= Work required =
Take from the listing each line that has the string "Fase".

Stored records:
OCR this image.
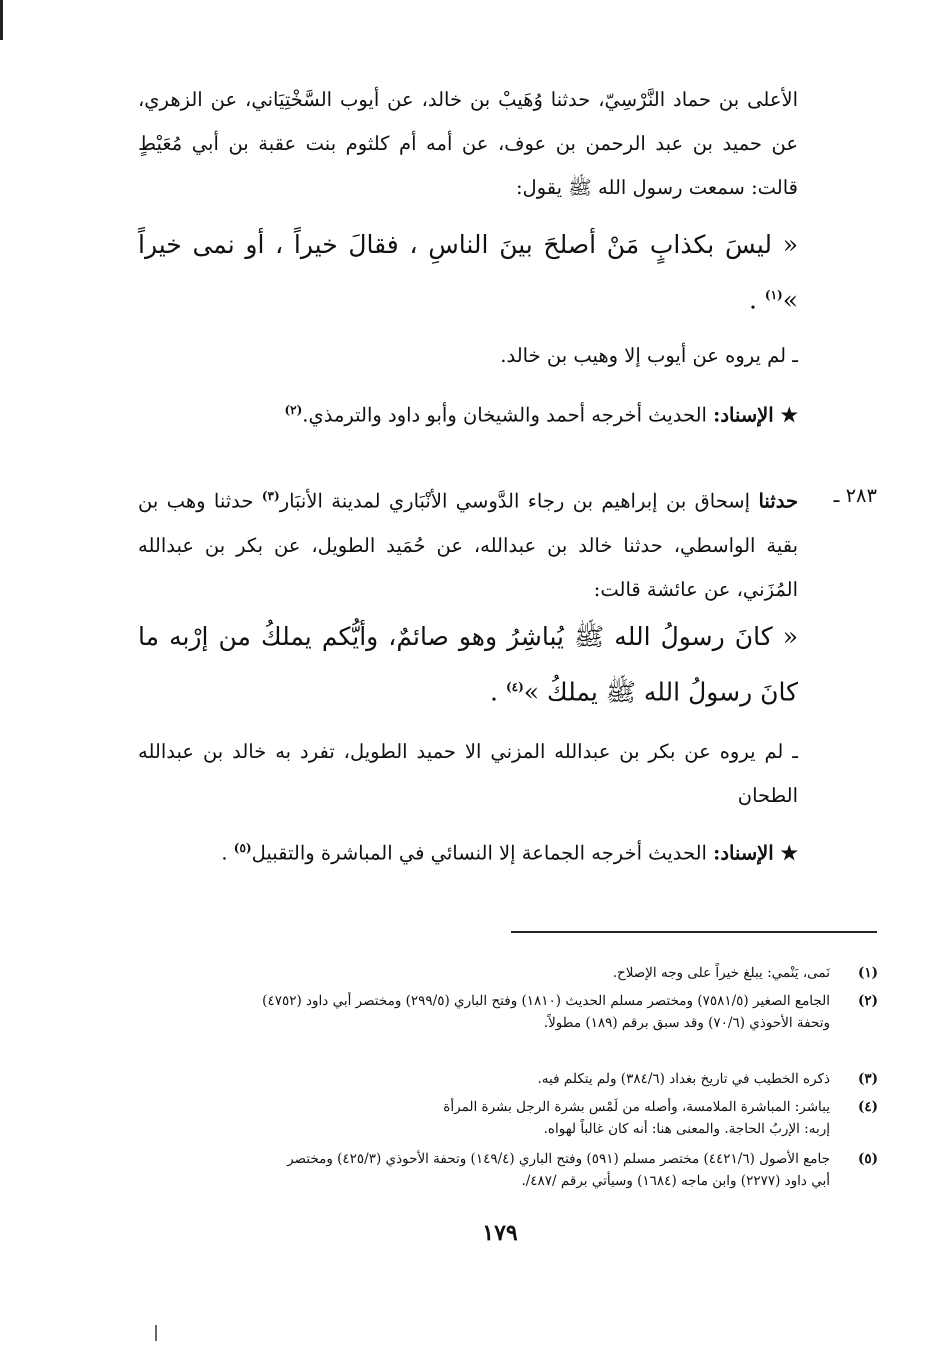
الأعلى بن حماد النَّرْسِيّ، حدثنا وُهَيبْ بن خالد، عن أيوب السَّخْتِيَاني، عن الزهري، عن حميد بن عبد الرحمن بن عوف، عن أمه أم كلثوم بنت عقبة بن أبي مُعَيْطٍ قالت: سمعت رسول الله ﷺ يقول:

« ليسَ بكذابٍ مَنْ أصلحَ بينَ الناسِ ، فقالَ خيراً ، أو نمى خيراً »$^{(١)}$ .

ـ لم يروه عن أيوب إلا وهيب بن خالد.

★ الإسناد: الحديث أخرجه أحمد والشيخان وأبو داود والترمذي.$^{(٢)}$

٢٨٣ ـ

حدثنا إسحاق بن إبراهيم بن رجاء الدَّوسي الأنْبَاري لمدينة الأنبَار$^{(٣)}$ حدثنا وهب بن بقية الواسطي، حدثنا خالد بن عبدالله، عن حُمَيد الطويل، عن بكر بن عبدالله المُزَني، عن عائشة قالت:

« كانَ رسولُ الله ﷺ يُباشِرُ وهو صائمٌ، وأيُّكم يملكُ من إرْبه ما كانَ رسولُ الله ﷺ يملكُ »$^{(٤)}$ .

ـ لم يروه عن بكر بن عبدالله المزني الا حميد الطويل، تفرد به خالد بن عبدالله الطحان

★ الإسناد: الحديث أخرجه الجماعة إلا النسائي في المباشرة والتقبيل$^{(٥)}$ .

(١)نَمى، يَنْمي: يبلغ خيراً على وجه الإصلاح.
(٢)الجامع الصغير (٧٥٨١/٥) ومختصر مسلم الحديث (١٨١٠) وفتح الباري (٢٩٩/٥) ومختصر أبي داود (٤٧٥٢)
وتحفة الأحوذي (٧٠/٦) وقد سبق برقم (١٨٩) مطولاً.
(٣)ذكره الخطيب في تاريخ بغداد (٣٨٤/٦) ولم يتكلم فيه.
(٤)يباشر: المباشرة الملامسة، وأصله من لَمْس بشرة الرجل بشرة المرأة
إربه: الإربُ الحاجة. والمعنى هنا: أنه كان غالباً لهواه.
(٥)جامع الأصول (٤٤٢١/٦) مختصر مسلم (٥٩١) وفتح الباري (١٤٩/٤) وتحفة الأحوذي (٤٢٥/٣) ومختصر
أبي داود (٢٢٧٧) وابن ماجه (١٦٨٤) وسيأتي برقم /٤٨٧/.
١٧٩
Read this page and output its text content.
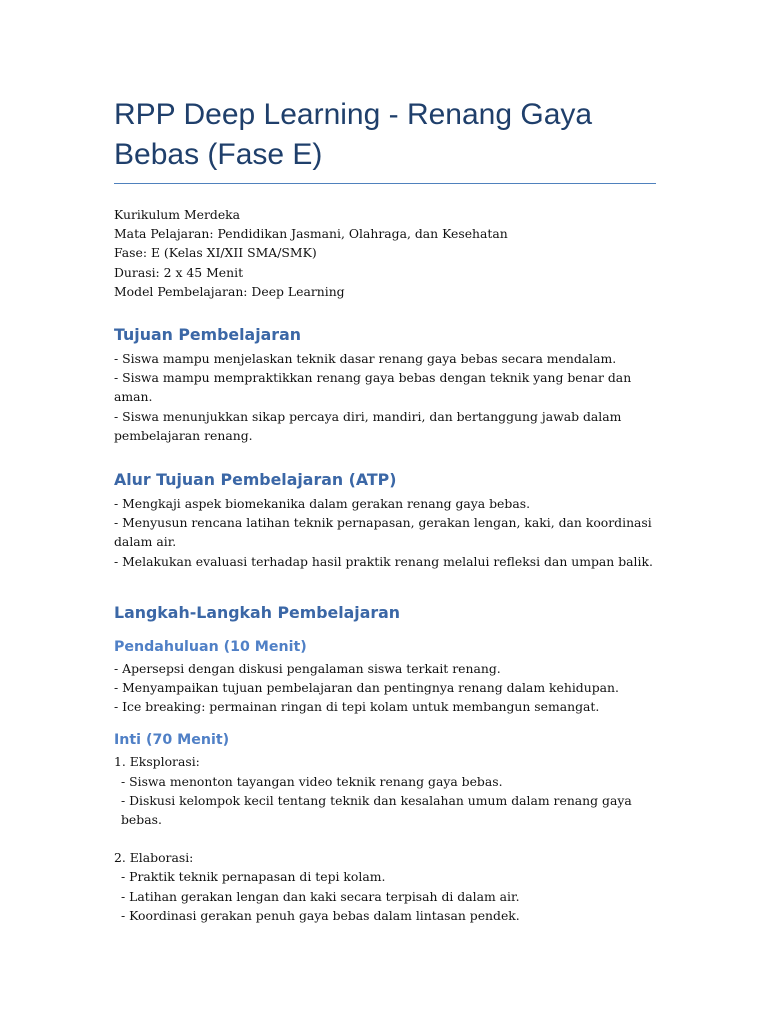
RPP Deep Learning - Renang Gaya Bebas (Fase E)
Kurikulum Merdeka
Mata Pelajaran: Pendidikan Jasmani, Olahraga, dan Kesehatan
Fase: E (Kelas XI/XII SMA/SMK)
Durasi: 2 x 45 Menit
Model Pembelajaran: Deep Learning
Tujuan Pembelajaran
- Siswa mampu menjelaskan teknik dasar renang gaya bebas secara mendalam.
- Siswa mampu mempraktikkan renang gaya bebas dengan teknik yang benar dan aman.
- Siswa menunjukkan sikap percaya diri, mandiri, dan bertanggung jawab dalam pembelajaran renang.
Alur Tujuan Pembelajaran (ATP)
- Mengkaji aspek biomekanika dalam gerakan renang gaya bebas.
- Menyusun rencana latihan teknik pernapasan, gerakan lengan, kaki, dan koordinasi dalam air.
- Melakukan evaluasi terhadap hasil praktik renang melalui refleksi dan umpan balik.
Langkah-Langkah Pembelajaran
Pendahuluan (10 Menit)
- Apersepsi dengan diskusi pengalaman siswa terkait renang.
- Menyampaikan tujuan pembelajaran dan pentingnya renang dalam kehidupan.
- Ice breaking: permainan ringan di tepi kolam untuk membangun semangat.
Inti (70 Menit)
1. Eksplorasi:
- Siswa menonton tayangan video teknik renang gaya bebas.
- Diskusi kelompok kecil tentang teknik dan kesalahan umum dalam renang gaya bebas.
2. Elaborasi:
- Praktik teknik pernapasan di tepi kolam.
- Latihan gerakan lengan dan kaki secara terpisah di dalam air.
- Koordinasi gerakan penuh gaya bebas dalam lintasan pendek.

= Answer for the task =
RPP Deep Learning - Renang Gaya Bebas (Fase E)
Fase: E (Kelas XI/XII SMA/SMK)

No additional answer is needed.